Where a line holds "감칠맛이", copy it.

Dataset entries:
┌──

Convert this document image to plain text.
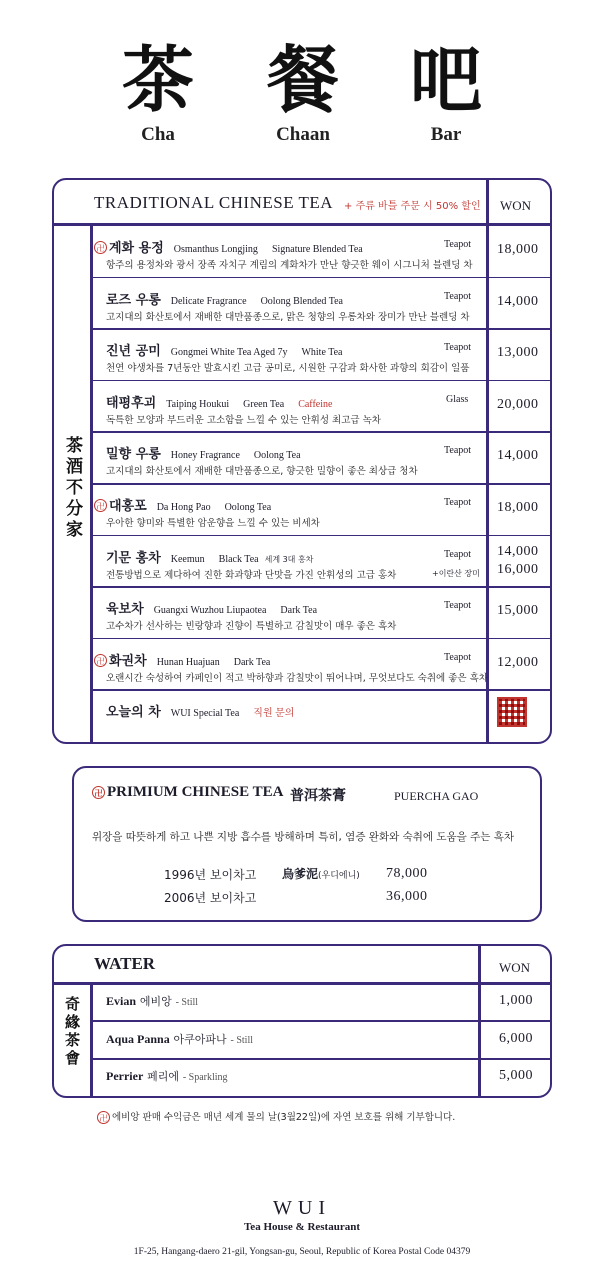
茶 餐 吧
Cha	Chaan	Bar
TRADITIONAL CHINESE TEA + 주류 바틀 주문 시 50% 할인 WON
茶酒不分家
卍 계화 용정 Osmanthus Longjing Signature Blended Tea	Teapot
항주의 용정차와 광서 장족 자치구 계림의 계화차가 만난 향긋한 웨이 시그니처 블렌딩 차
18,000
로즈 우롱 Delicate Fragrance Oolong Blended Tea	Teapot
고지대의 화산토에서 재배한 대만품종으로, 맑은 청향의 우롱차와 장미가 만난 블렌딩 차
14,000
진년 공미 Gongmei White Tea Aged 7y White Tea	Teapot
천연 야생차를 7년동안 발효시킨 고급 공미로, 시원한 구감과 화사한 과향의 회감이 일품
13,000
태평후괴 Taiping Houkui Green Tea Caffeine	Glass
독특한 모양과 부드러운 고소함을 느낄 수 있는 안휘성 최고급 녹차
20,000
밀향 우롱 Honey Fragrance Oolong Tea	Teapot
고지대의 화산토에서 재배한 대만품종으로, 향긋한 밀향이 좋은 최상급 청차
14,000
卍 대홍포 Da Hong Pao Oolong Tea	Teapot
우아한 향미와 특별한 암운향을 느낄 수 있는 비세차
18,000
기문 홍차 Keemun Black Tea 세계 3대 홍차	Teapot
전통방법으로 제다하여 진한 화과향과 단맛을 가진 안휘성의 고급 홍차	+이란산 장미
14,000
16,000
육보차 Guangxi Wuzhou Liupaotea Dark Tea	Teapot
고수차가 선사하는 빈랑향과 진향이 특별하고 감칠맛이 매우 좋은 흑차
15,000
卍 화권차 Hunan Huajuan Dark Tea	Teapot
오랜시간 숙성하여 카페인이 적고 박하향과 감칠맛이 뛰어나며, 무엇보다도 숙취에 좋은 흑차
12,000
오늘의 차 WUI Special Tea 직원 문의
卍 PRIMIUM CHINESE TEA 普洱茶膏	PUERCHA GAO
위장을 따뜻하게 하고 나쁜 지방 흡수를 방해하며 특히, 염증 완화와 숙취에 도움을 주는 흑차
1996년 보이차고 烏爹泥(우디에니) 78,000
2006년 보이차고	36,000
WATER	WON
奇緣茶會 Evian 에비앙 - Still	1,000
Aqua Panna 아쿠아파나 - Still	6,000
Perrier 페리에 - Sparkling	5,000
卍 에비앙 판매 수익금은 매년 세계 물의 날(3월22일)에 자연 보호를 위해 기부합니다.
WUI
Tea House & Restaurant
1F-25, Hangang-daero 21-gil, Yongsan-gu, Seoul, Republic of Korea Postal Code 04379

└──
┌──

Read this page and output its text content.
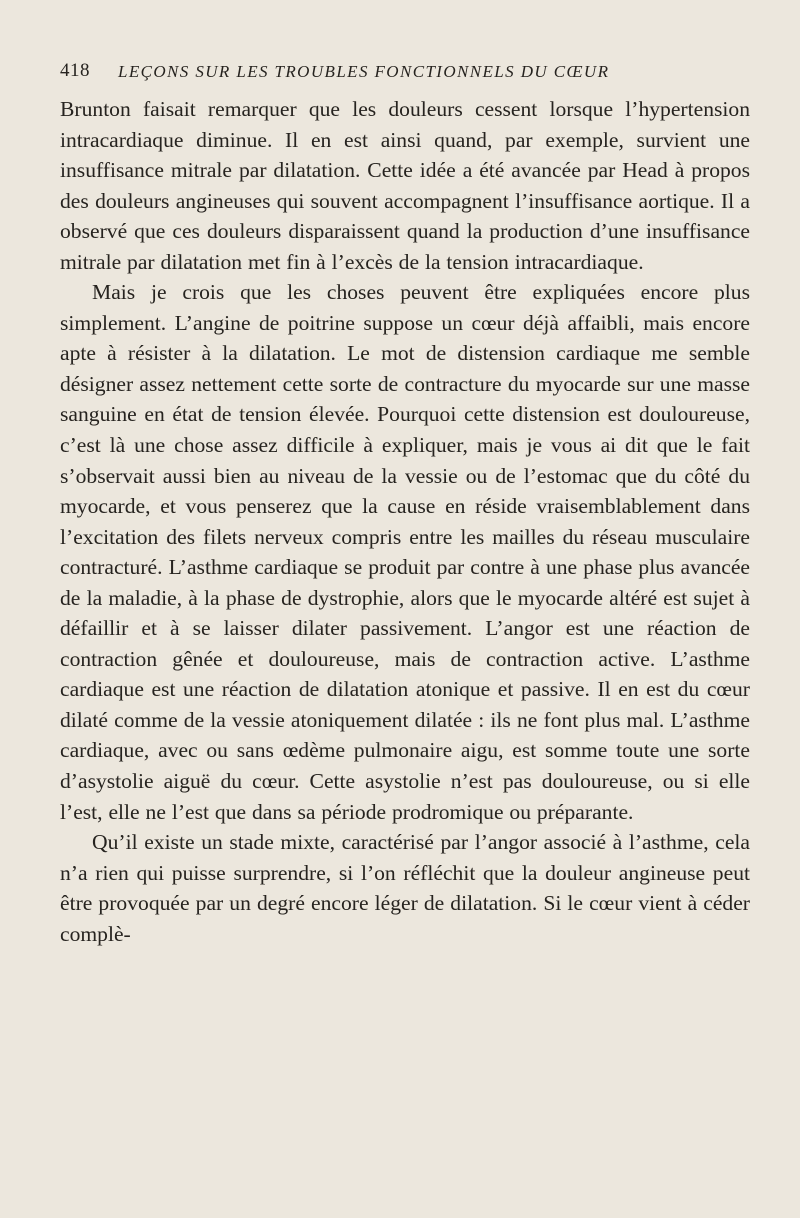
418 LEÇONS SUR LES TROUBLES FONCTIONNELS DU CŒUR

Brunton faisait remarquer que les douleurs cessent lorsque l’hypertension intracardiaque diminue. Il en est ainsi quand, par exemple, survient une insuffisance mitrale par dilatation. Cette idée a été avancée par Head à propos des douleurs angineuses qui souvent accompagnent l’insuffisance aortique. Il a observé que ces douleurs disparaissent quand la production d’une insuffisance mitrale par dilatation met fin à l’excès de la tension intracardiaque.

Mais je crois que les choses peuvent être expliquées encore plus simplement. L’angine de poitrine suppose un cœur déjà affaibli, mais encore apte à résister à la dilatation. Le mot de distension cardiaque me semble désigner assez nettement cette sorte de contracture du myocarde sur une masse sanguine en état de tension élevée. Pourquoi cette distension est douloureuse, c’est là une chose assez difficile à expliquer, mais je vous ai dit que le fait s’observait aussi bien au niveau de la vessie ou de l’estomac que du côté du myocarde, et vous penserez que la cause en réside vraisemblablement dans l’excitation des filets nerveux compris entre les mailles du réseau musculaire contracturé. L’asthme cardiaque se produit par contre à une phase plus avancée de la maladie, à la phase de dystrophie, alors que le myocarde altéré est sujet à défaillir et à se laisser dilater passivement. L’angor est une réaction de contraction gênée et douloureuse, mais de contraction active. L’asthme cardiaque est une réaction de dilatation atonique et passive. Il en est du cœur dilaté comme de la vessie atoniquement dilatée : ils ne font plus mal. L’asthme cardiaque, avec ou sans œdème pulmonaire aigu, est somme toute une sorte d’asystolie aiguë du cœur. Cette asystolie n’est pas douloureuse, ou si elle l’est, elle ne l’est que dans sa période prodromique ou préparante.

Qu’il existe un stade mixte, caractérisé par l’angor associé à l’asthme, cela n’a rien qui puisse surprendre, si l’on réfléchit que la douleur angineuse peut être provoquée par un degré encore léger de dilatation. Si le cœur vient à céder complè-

└──

OUTPUT -
고수차가 선사하는 빈랑향과 진향이 특별하고 감칠맛이 매우 좋은 흑차
오랜시간 숙성하여 카페인이 적고 박하향과 감칠맛이 뛰어나며, 무엇보다도 숙취에 좋은 흑차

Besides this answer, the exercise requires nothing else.